** BEGIN **

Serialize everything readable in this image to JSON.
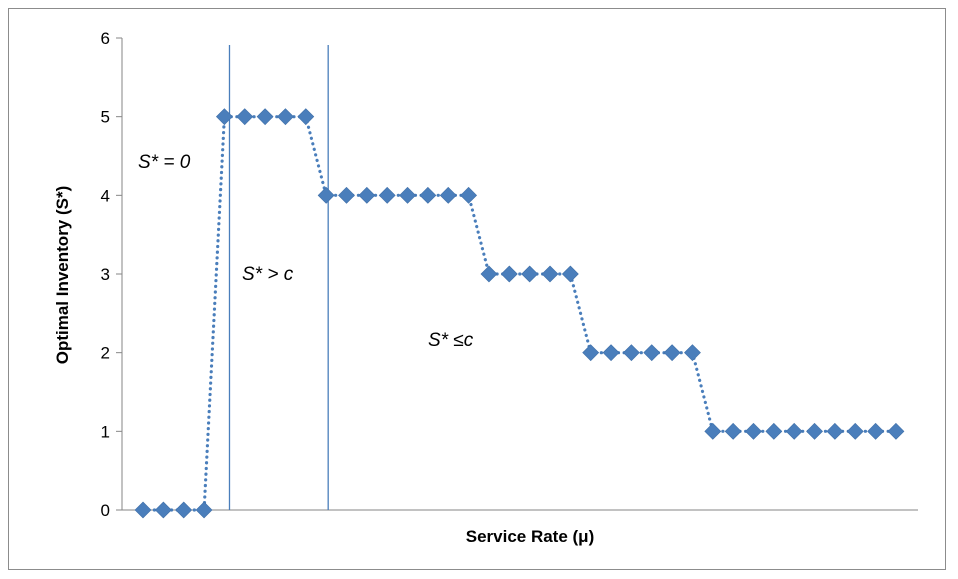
{
  "chart_data": {
    "type": "scatter",
    "title": "",
    "xlabel": "Service Rate (μ)",
    "ylabel": "Optimal Inventory (S*)",
    "ylim": [
      0,
      6
    ],
    "yticks": [
      "0",
      "1",
      "2",
      "3",
      "4",
      "5",
      "6"
    ],
    "grid": false,
    "legend": "none",
    "marker": "diamond",
    "line_style": "dotted",
    "color": "#4a7ebb",
    "series": [
      {
        "values": [
          0,
          0,
          0,
          0,
          5,
          5,
          5,
          5,
          5,
          4,
          4,
          4,
          4,
          4,
          4,
          4,
          4,
          3,
          3,
          3,
          3,
          3,
          2,
          2,
          2,
          2,
          2,
          2,
          1,
          1,
          1,
          1,
          1,
          1,
          1,
          1,
          1,
          1
        ]
      }
    ],
    "annotations": [
      {
        "text": "S* = 0"
      },
      {
        "text": "S* > c"
      },
      {
        "text": "S* ≤c"
      }
    ]
  }
}
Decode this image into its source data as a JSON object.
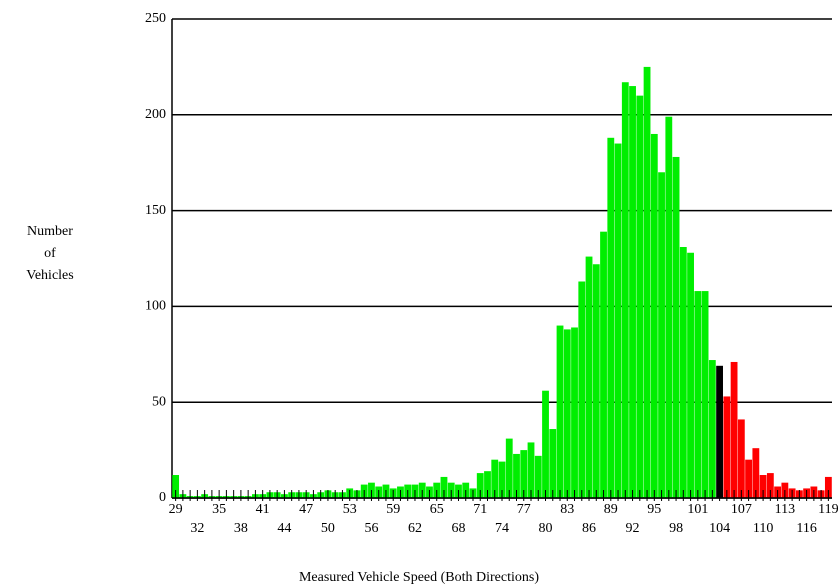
{
  "chart_data": {
    "type": "bar",
    "xlabel": "Measured Vehicle Speed (Both Directions)",
    "ylabel": [
      "Number",
      "of",
      "Vehicles"
    ],
    "categories": [
      "29",
      null,
      null,
      "32",
      null,
      null,
      "35",
      null,
      null,
      "38",
      null,
      null,
      "41",
      null,
      null,
      "44",
      null,
      null,
      "47",
      null,
      null,
      "50",
      null,
      null,
      "53",
      null,
      null,
      "56",
      null,
      null,
      "59",
      null,
      null,
      "62",
      null,
      null,
      "65",
      null,
      null,
      "68",
      null,
      null,
      "71",
      null,
      null,
      "74",
      null,
      null,
      "77",
      null,
      null,
      "80",
      null,
      null,
      "83",
      null,
      null,
      "86",
      null,
      null,
      "89",
      null,
      null,
      "92",
      null,
      null,
      "95",
      null,
      null,
      "98",
      null,
      null,
      "101",
      null,
      null,
      "104",
      null,
      null,
      "107",
      null,
      null,
      "110",
      null,
      null,
      "113",
      null,
      null,
      "116",
      null,
      null,
      "119"
    ],
    "values": [
      12,
      2,
      1,
      1,
      2,
      1,
      1,
      1,
      1,
      1,
      1,
      2,
      2,
      3,
      3,
      2,
      3,
      3,
      3,
      2,
      3,
      4,
      3,
      3,
      5,
      4,
      7,
      8,
      6,
      7,
      5,
      6,
      7,
      7,
      8,
      6,
      8,
      11,
      8,
      7,
      8,
      5,
      13,
      14,
      20,
      19,
      31,
      23,
      25,
      29,
      22,
      56,
      36,
      90,
      88,
      89,
      113,
      126,
      122,
      139,
      188,
      185,
      217,
      215,
      210,
      225,
      190,
      170,
      199,
      178,
      131,
      128,
      108,
      108,
      72,
      69,
      53,
      71,
      41,
      20,
      26,
      12,
      13,
      6,
      8,
      5,
      4,
      5,
      6,
      4,
      11
    ],
    "colors": [
      "#00ee00",
      "#00ee00",
      "#00ee00",
      "#00ee00",
      "#00ee00",
      "#00ee00",
      "#00ee00",
      "#00ee00",
      "#00ee00",
      "#00ee00",
      "#00ee00",
      "#00ee00",
      "#00ee00",
      "#00ee00",
      "#00ee00",
      "#00ee00",
      "#00ee00",
      "#00ee00",
      "#00ee00",
      "#00ee00",
      "#00ee00",
      "#00ee00",
      "#00ee00",
      "#00ee00",
      "#00ee00",
      "#00ee00",
      "#00ee00",
      "#00ee00",
      "#00ee00",
      "#00ee00",
      "#00ee00",
      "#00ee00",
      "#00ee00",
      "#00ee00",
      "#00ee00",
      "#00ee00",
      "#00ee00",
      "#00ee00",
      "#00ee00",
      "#00ee00",
      "#00ee00",
      "#00ee00",
      "#00ee00",
      "#00ee00",
      "#00ee00",
      "#00ee00",
      "#00ee00",
      "#00ee00",
      "#00ee00",
      "#00ee00",
      "#00ee00",
      "#00ee00",
      "#00ee00",
      "#00ee00",
      "#00ee00",
      "#00ee00",
      "#00ee00",
      "#00ee00",
      "#00ee00",
      "#00ee00",
      "#00ee00",
      "#00ee00",
      "#00ee00",
      "#00ee00",
      "#00ee00",
      "#00ee00",
      "#00ee00",
      "#00ee00",
      "#00ee00",
      "#00ee00",
      "#00ee00",
      "#00ee00",
      "#00ee00",
      "#00ee00",
      "#00ee00",
      "#000000",
      "#ff0000",
      "#ff0000",
      "#ff0000",
      "#ff0000",
      "#ff0000",
      "#ff0000",
      "#ff0000",
      "#ff0000",
      "#ff0000",
      "#ff0000",
      "#ff0000",
      "#ff0000",
      "#ff0000",
      "#ff0000",
      "#ff0000"
    ],
    "ylim": [
      0,
      250
    ],
    "yticks": [
      0,
      50,
      100,
      150,
      200,
      250
    ],
    "grid": true
  }
}
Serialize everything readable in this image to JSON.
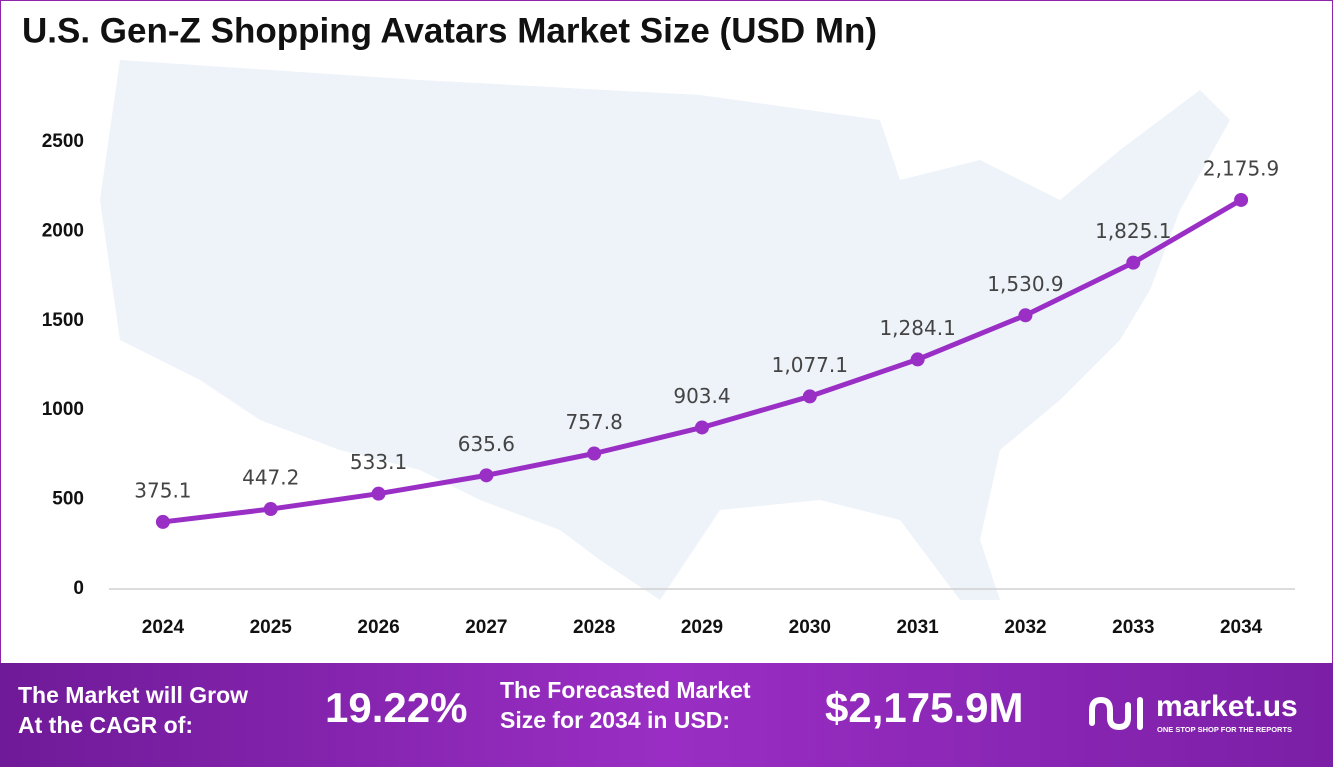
{
  "chart_data": {
    "type": "line",
    "title": "U.S. Gen-Z Shopping Avatars Market Size (USD Mn)",
    "categories": [
      "2024",
      "2025",
      "2026",
      "2027",
      "2028",
      "2029",
      "2030",
      "2031",
      "2032",
      "2033",
      "2034"
    ],
    "values": [
      375.1,
      447.2,
      533.1,
      635.6,
      757.8,
      903.4,
      1077.1,
      1284.1,
      1530.9,
      1825.1,
      2175.9
    ],
    "value_labels": [
      "375.1",
      "447.2",
      "533.1",
      "635.6",
      "757.8",
      "903.4",
      "1,077.1",
      "1,284.1",
      "1,530.9",
      "1,825.1",
      "2,175.9"
    ],
    "color": "#9a2fc6",
    "ylim": [
      0,
      2500
    ],
    "yticks": [
      0,
      500,
      1000,
      1500,
      2000,
      2500
    ],
    "grid": false
  },
  "footer": {
    "cagr_label": [
      "The Market will Grow",
      "At the CAGR of:"
    ],
    "cagr_value": "19.22%",
    "forecast_label": [
      "The Forecasted Market",
      "Size for 2034 in USD:"
    ],
    "forecast_value": "$2,175.9M",
    "brand": "market.us",
    "tagline": "ONE STOP SHOP FOR THE REPORTS"
  }
}
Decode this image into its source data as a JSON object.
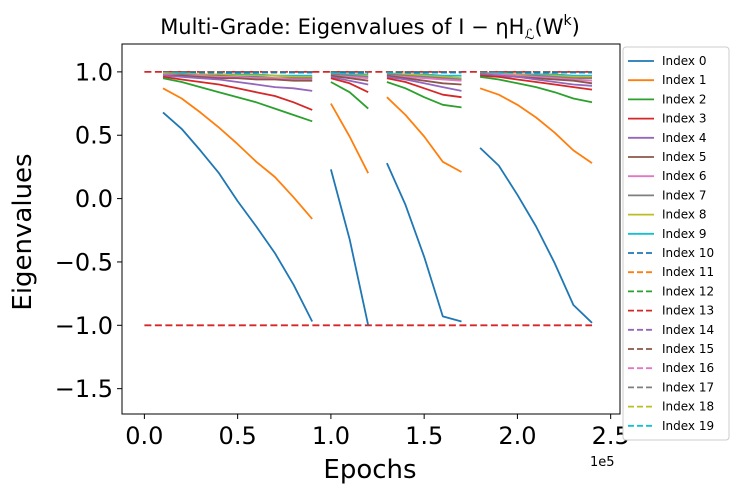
{
  "chart_data": {
    "type": "line",
    "title": "Multi-Grade: Eigenvalues of I − ηH",
    "title_sub": "ℒ",
    "title_arg": "(W",
    "title_sup": "k",
    "title_close": ")",
    "xlabel": "Epochs",
    "ylabel": "Eigenvalues",
    "x_offset_label": "1e5",
    "xlim": [
      -0.12,
      2.55
    ],
    "ylim": [
      -1.7,
      1.22
    ],
    "xticks": [
      0.0,
      0.5,
      1.0,
      1.5,
      2.0,
      2.5
    ],
    "xtick_labels": [
      "0.0",
      "0.5",
      "1.0",
      "1.5",
      "2.0",
      "2.5"
    ],
    "yticks": [
      1.0,
      0.5,
      0.0,
      -0.5,
      -1.0,
      -1.5
    ],
    "ytick_labels": [
      "1.0",
      "0.5",
      "0.0",
      "−0.5",
      "−1.0",
      "−1.5"
    ],
    "grid": false,
    "legend_position": "outside-right",
    "reference_lines": [
      {
        "y": 1.0,
        "x": [
          0.0,
          2.4
        ],
        "color": "#d62728",
        "style": "dashed"
      },
      {
        "y": -1.0,
        "x": [
          0.0,
          2.4
        ],
        "color": "#d62728",
        "style": "dashed"
      }
    ],
    "segments": [
      [
        0.1,
        0.2,
        0.3,
        0.4,
        0.5,
        0.6,
        0.7,
        0.8,
        0.9
      ],
      [
        1.0,
        1.1,
        1.2
      ],
      [
        1.3,
        1.4,
        1.5,
        1.6,
        1.7
      ],
      [
        1.8,
        1.9,
        2.0,
        2.1,
        2.2,
        2.3,
        2.4
      ]
    ],
    "series": [
      {
        "name": "Index 0",
        "color": "#1f77b4",
        "style": "solid",
        "values": [
          [
            0.68,
            0.55,
            0.38,
            0.2,
            -0.02,
            -0.22,
            -0.43,
            -0.68,
            -0.97
          ],
          [
            0.23,
            -0.32,
            -1.0
          ],
          [
            0.28,
            -0.05,
            -0.46,
            -0.93,
            -0.97
          ],
          [
            0.4,
            0.26,
            0.03,
            -0.22,
            -0.51,
            -0.84,
            -0.98
          ]
        ]
      },
      {
        "name": "Index 1",
        "color": "#ff7f0e",
        "style": "solid",
        "values": [
          [
            0.87,
            0.79,
            0.68,
            0.56,
            0.43,
            0.29,
            0.17,
            0.01,
            -0.16
          ],
          [
            0.75,
            0.49,
            0.2
          ],
          [
            0.8,
            0.66,
            0.49,
            0.29,
            0.21
          ],
          [
            0.87,
            0.82,
            0.74,
            0.64,
            0.52,
            0.38,
            0.28
          ]
        ]
      },
      {
        "name": "Index 2",
        "color": "#2ca02c",
        "style": "solid",
        "values": [
          [
            0.95,
            0.92,
            0.88,
            0.84,
            0.8,
            0.76,
            0.71,
            0.66,
            0.61
          ],
          [
            0.92,
            0.84,
            0.71
          ],
          [
            0.92,
            0.87,
            0.8,
            0.74,
            0.72
          ],
          [
            0.96,
            0.94,
            0.91,
            0.88,
            0.84,
            0.79,
            0.76
          ]
        ]
      },
      {
        "name": "Index 3",
        "color": "#d62728",
        "style": "solid",
        "values": [
          [
            0.96,
            0.94,
            0.92,
            0.9,
            0.87,
            0.84,
            0.81,
            0.76,
            0.7
          ],
          [
            0.95,
            0.91,
            0.84
          ],
          [
            0.95,
            0.92,
            0.87,
            0.82,
            0.8
          ],
          [
            0.97,
            0.96,
            0.94,
            0.92,
            0.9,
            0.88,
            0.86
          ]
        ]
      },
      {
        "name": "Index 4",
        "color": "#9467bd",
        "style": "solid",
        "values": [
          [
            0.97,
            0.96,
            0.95,
            0.94,
            0.92,
            0.9,
            0.88,
            0.87,
            0.85
          ],
          [
            0.96,
            0.93,
            0.9
          ],
          [
            0.96,
            0.94,
            0.91,
            0.88,
            0.85
          ],
          [
            0.98,
            0.97,
            0.96,
            0.94,
            0.92,
            0.9,
            0.89
          ]
        ]
      },
      {
        "name": "Index 5",
        "color": "#8c564b",
        "style": "solid",
        "values": [
          [
            0.97,
            0.97,
            0.96,
            0.95,
            0.95,
            0.94,
            0.94,
            0.93,
            0.93
          ],
          [
            0.97,
            0.95,
            0.93
          ],
          [
            0.97,
            0.95,
            0.93,
            0.91,
            0.9
          ],
          [
            0.98,
            0.97,
            0.96,
            0.95,
            0.94,
            0.93,
            0.91
          ]
        ]
      },
      {
        "name": "Index 6",
        "color": "#e377c2",
        "style": "solid",
        "values": [
          [
            0.98,
            0.97,
            0.97,
            0.96,
            0.96,
            0.95,
            0.95,
            0.94,
            0.94
          ],
          [
            0.97,
            0.96,
            0.95
          ],
          [
            0.97,
            0.96,
            0.95,
            0.94,
            0.93
          ],
          [
            0.98,
            0.98,
            0.97,
            0.96,
            0.95,
            0.94,
            0.93
          ]
        ]
      },
      {
        "name": "Index 7",
        "color": "#7f7f7f",
        "style": "solid",
        "values": [
          [
            0.98,
            0.98,
            0.97,
            0.97,
            0.96,
            0.96,
            0.95,
            0.95,
            0.95
          ],
          [
            0.98,
            0.97,
            0.96
          ],
          [
            0.98,
            0.97,
            0.96,
            0.95,
            0.94
          ],
          [
            0.99,
            0.98,
            0.97,
            0.97,
            0.96,
            0.95,
            0.95
          ]
        ]
      },
      {
        "name": "Index 8",
        "color": "#bcbd22",
        "style": "solid",
        "values": [
          [
            0.99,
            0.98,
            0.98,
            0.98,
            0.97,
            0.97,
            0.97,
            0.96,
            0.96
          ],
          [
            0.98,
            0.97,
            0.97
          ],
          [
            0.98,
            0.98,
            0.97,
            0.96,
            0.95
          ],
          [
            0.99,
            0.98,
            0.98,
            0.97,
            0.97,
            0.96,
            0.96
          ]
        ]
      },
      {
        "name": "Index 9",
        "color": "#17becf",
        "style": "solid",
        "values": [
          [
            0.99,
            0.99,
            0.98,
            0.98,
            0.98,
            0.98,
            0.97,
            0.97,
            0.97
          ],
          [
            0.99,
            0.98,
            0.98
          ],
          [
            0.99,
            0.98,
            0.98,
            0.97,
            0.97
          ],
          [
            0.99,
            0.99,
            0.98,
            0.98,
            0.98,
            0.97,
            0.97
          ]
        ]
      },
      {
        "name": "Index 10",
        "color": "#1f77b4",
        "style": "dashed",
        "values": [
          [
            0.995,
            0.995,
            0.995,
            0.995,
            0.995,
            0.995,
            0.995,
            0.995,
            0.995
          ],
          [
            0.995,
            0.995,
            0.995
          ],
          [
            0.995,
            0.995,
            0.995,
            0.995,
            0.995
          ],
          [
            0.995,
            0.995,
            0.995,
            0.995,
            0.995,
            0.995,
            0.995
          ]
        ]
      },
      {
        "name": "Index 11",
        "color": "#ff7f0e",
        "style": "dashed",
        "values": [
          [
            0.996,
            0.996,
            0.996,
            0.996,
            0.996,
            0.996,
            0.996,
            0.996,
            0.996
          ],
          [
            0.996,
            0.996,
            0.996
          ],
          [
            0.996,
            0.996,
            0.996,
            0.996,
            0.996
          ],
          [
            0.996,
            0.996,
            0.996,
            0.996,
            0.996,
            0.996,
            0.996
          ]
        ]
      },
      {
        "name": "Index 12",
        "color": "#2ca02c",
        "style": "dashed",
        "values": [
          [
            0.997,
            0.997,
            0.997,
            0.997,
            0.997,
            0.997,
            0.997,
            0.997,
            0.997
          ],
          [
            0.997,
            0.997,
            0.997
          ],
          [
            0.997,
            0.997,
            0.997,
            0.997,
            0.997
          ],
          [
            0.997,
            0.997,
            0.997,
            0.997,
            0.997,
            0.997,
            0.997
          ]
        ]
      },
      {
        "name": "Index 13",
        "color": "#d62728",
        "style": "dashed",
        "values": [
          [
            0.998,
            0.998,
            0.998,
            0.998,
            0.998,
            0.998,
            0.998,
            0.998,
            0.998
          ],
          [
            0.998,
            0.998,
            0.998
          ],
          [
            0.998,
            0.998,
            0.998,
            0.998,
            0.998
          ],
          [
            0.998,
            0.998,
            0.998,
            0.998,
            0.998,
            0.998,
            0.998
          ]
        ]
      },
      {
        "name": "Index 14",
        "color": "#9467bd",
        "style": "dashed",
        "values": [
          [
            0.998,
            0.998,
            0.998,
            0.998,
            0.998,
            0.998,
            0.998,
            0.998,
            0.998
          ],
          [
            0.998,
            0.998,
            0.998
          ],
          [
            0.998,
            0.998,
            0.998,
            0.998,
            0.998
          ],
          [
            0.998,
            0.998,
            0.998,
            0.998,
            0.998,
            0.998,
            0.998
          ]
        ]
      },
      {
        "name": "Index 15",
        "color": "#8c564b",
        "style": "dashed",
        "values": [
          [
            0.999,
            0.999,
            0.999,
            0.999,
            0.999,
            0.999,
            0.999,
            0.999,
            0.999
          ],
          [
            0.999,
            0.999,
            0.999
          ],
          [
            0.999,
            0.999,
            0.999,
            0.999,
            0.999
          ],
          [
            0.999,
            0.999,
            0.999,
            0.999,
            0.999,
            0.999,
            0.999
          ]
        ]
      },
      {
        "name": "Index 16",
        "color": "#e377c2",
        "style": "dashed",
        "values": [
          [
            0.999,
            0.999,
            0.999,
            0.999,
            0.999,
            0.999,
            0.999,
            0.999,
            0.999
          ],
          [
            0.999,
            0.999,
            0.999
          ],
          [
            0.999,
            0.999,
            0.999,
            0.999,
            0.999
          ],
          [
            0.999,
            0.999,
            0.999,
            0.999,
            0.999,
            0.999,
            0.999
          ]
        ]
      },
      {
        "name": "Index 17",
        "color": "#7f7f7f",
        "style": "dashed",
        "values": [
          [
            1.0,
            1.0,
            1.0,
            1.0,
            1.0,
            1.0,
            1.0,
            1.0,
            1.0
          ],
          [
            1.0,
            1.0,
            1.0
          ],
          [
            1.0,
            1.0,
            1.0,
            1.0,
            1.0
          ],
          [
            1.0,
            1.0,
            1.0,
            1.0,
            1.0,
            1.0,
            1.0
          ]
        ]
      },
      {
        "name": "Index 18",
        "color": "#bcbd22",
        "style": "dashed",
        "values": [
          [
            1.0,
            1.0,
            1.0,
            1.0,
            1.0,
            1.0,
            1.0,
            1.0,
            1.0
          ],
          [
            1.0,
            1.0,
            1.0
          ],
          [
            1.0,
            1.0,
            1.0,
            1.0,
            1.0
          ],
          [
            1.0,
            1.0,
            1.0,
            1.0,
            1.0,
            1.0,
            1.0
          ]
        ]
      },
      {
        "name": "Index 19",
        "color": "#17becf",
        "style": "dashed",
        "values": [
          [
            1.0,
            1.0,
            1.0,
            1.0,
            1.0,
            1.0,
            1.0,
            1.0,
            1.0
          ],
          [
            1.0,
            1.0,
            1.0
          ],
          [
            1.0,
            1.0,
            1.0,
            1.0,
            1.0
          ],
          [
            1.0,
            1.0,
            1.0,
            1.0,
            1.0,
            1.0,
            1.0
          ]
        ]
      }
    ]
  }
}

** END **

**Aim of the exercise**:
Copy every line above in which the string "ylabel" shows up.

**Solution for this problem**:
    "ylabel": "Optimal Inventory (S*)",
    "ylabel": [
    "ylabel": "Eigenvalues",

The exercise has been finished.